------ 已知信息 ------

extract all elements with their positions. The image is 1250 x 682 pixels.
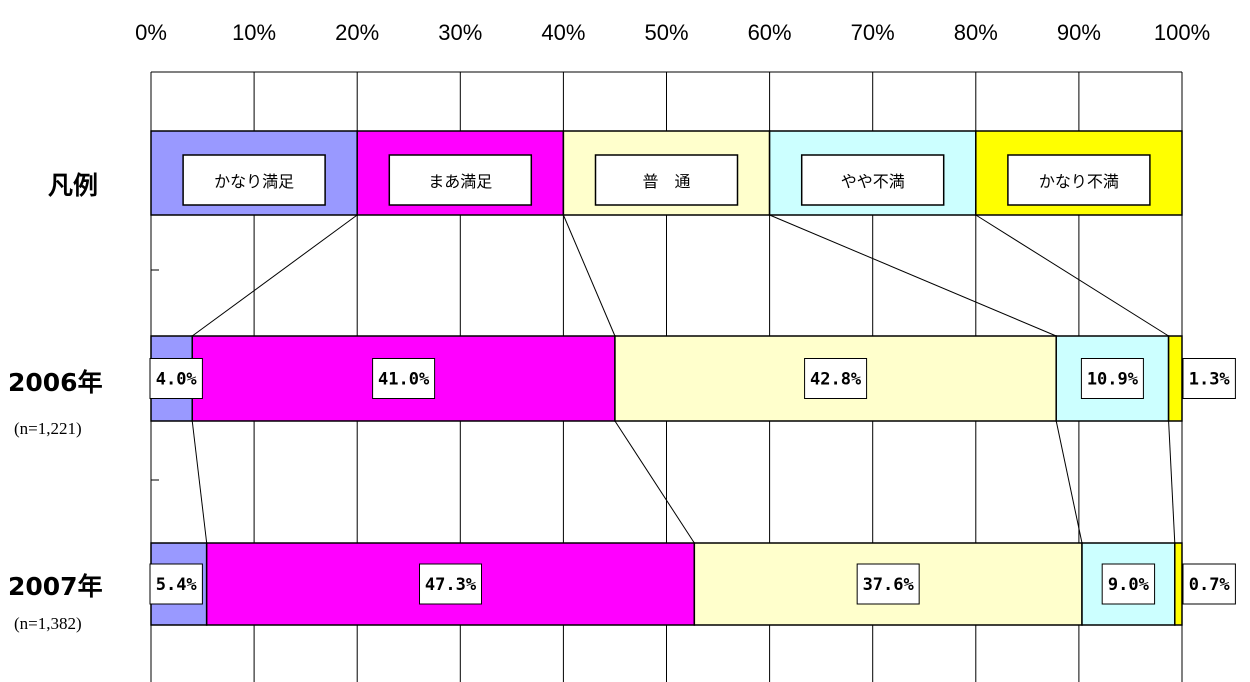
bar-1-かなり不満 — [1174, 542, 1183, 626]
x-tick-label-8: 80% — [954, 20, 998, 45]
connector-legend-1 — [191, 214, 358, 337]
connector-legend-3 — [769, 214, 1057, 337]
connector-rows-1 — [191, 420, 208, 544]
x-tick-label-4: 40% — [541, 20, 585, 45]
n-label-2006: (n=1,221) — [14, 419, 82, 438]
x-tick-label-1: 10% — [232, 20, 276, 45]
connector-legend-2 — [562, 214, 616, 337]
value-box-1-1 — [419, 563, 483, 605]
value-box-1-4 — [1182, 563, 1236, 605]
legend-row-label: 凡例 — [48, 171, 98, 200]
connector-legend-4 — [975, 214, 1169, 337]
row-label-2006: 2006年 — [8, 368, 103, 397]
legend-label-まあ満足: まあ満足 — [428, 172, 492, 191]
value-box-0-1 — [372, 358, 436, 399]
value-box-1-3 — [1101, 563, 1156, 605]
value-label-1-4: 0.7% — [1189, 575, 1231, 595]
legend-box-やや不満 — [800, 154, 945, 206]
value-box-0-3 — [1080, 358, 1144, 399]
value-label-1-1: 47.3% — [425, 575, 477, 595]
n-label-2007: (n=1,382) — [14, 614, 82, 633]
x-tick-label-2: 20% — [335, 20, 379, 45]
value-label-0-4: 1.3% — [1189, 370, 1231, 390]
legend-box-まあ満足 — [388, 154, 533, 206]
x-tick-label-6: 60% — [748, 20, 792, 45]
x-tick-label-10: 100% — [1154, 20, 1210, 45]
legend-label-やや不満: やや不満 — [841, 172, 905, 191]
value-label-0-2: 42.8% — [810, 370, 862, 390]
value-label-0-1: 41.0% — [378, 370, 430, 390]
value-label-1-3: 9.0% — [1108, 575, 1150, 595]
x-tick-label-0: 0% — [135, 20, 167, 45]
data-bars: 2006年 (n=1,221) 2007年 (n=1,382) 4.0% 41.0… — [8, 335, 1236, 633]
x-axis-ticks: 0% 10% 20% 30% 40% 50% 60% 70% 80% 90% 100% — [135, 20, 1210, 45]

------

:: 任务目标 ::
请把上面的全部记录逐字照抄一遍，答案中不要包含图片。

:: 完整答案 ::
extract all elements with their positions. The image is 1250 x 682 pixels.
bar-1-かなり不満 — [1174, 542, 1183, 626]
x-tick-label-8: 80% — [954, 20, 998, 45]
connector-legend-1 — [191, 214, 358, 337]
connector-legend-3 — [769, 214, 1057, 337]
connector-rows-1 — [191, 420, 208, 544]
x-tick-label-4: 40% — [541, 20, 585, 45]
n-label-2006: (n=1,221) — [14, 419, 82, 438]
x-tick-label-1: 10% — [232, 20, 276, 45]
connector-legend-2 — [562, 214, 616, 337]
value-box-1-1 — [419, 563, 483, 605]
value-box-1-4 — [1182, 563, 1236, 605]
legend-row-label: 凡例 — [48, 171, 98, 200]
connector-legend-4 — [975, 214, 1169, 337]
row-label-2006: 2006年 — [8, 368, 103, 397]
legend-label-まあ満足: まあ満足 — [428, 172, 492, 191]
value-box-0-1 — [372, 358, 436, 399]
value-box-1-3 — [1101, 563, 1156, 605]
value-label-1-4: 0.7% — [1189, 575, 1231, 595]
legend-box-やや不満 — [800, 154, 945, 206]
value-box-0-3 — [1080, 358, 1144, 399]
value-label-1-1: 47.3% — [425, 575, 477, 595]
n-label-2007: (n=1,382) — [14, 614, 82, 633]
x-tick-label-2: 20% — [335, 20, 379, 45]
value-label-0-4: 1.3% — [1189, 370, 1231, 390]
legend-box-まあ満足 — [388, 154, 533, 206]
x-tick-label-6: 60% — [748, 20, 792, 45]
x-tick-label-10: 100% — [1154, 20, 1210, 45]
legend-label-やや不満: やや不満 — [841, 172, 905, 191]
value-label-0-2: 42.8% — [810, 370, 862, 390]
value-label-0-1: 41.0% — [378, 370, 430, 390]
value-label-1-3: 9.0% — [1108, 575, 1150, 595]
x-tick-label-0: 0% — [135, 20, 167, 45]
data-bars: 2006年 (n=1,221) 2007年 (n=1,382) 4.0% 41.0… — [8, 335, 1236, 633]
x-axis-ticks: 0% 10% 20% 30% 40% 50% 60% 70% 80% 90% 100% — [135, 20, 1210, 45]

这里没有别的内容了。